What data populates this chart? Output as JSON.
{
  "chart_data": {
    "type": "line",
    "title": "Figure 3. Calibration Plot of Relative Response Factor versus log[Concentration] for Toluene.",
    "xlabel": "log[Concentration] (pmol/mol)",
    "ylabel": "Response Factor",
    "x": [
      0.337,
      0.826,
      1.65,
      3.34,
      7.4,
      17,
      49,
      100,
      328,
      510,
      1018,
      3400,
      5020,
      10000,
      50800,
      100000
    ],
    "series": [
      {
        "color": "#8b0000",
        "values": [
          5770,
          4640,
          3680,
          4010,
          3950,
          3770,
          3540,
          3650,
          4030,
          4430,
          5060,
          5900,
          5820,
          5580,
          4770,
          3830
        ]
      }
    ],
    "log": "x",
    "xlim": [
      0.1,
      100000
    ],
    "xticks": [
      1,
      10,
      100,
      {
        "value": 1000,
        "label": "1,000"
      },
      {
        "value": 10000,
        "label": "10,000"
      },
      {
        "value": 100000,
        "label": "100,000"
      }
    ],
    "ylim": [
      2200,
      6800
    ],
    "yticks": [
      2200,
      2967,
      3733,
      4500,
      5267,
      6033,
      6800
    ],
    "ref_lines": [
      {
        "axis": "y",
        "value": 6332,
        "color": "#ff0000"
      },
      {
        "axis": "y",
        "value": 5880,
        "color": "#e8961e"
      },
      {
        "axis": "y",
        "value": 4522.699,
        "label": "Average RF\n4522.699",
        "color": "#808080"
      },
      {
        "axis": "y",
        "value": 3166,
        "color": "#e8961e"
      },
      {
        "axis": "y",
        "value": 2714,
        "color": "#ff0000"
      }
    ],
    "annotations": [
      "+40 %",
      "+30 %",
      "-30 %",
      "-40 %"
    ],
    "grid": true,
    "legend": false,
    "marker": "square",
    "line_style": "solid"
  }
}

◆ ◆ ◆ ◆ ◆ ◆ ◆

## The exercise:
Collect from the data above every line that includes "Factor".

## Solution to the problem:
    "title": "Figure 3. Calibration Plot of Relative Response Factor versus log[Concentration] for Toluene.",
    "ylabel": "Response Factor",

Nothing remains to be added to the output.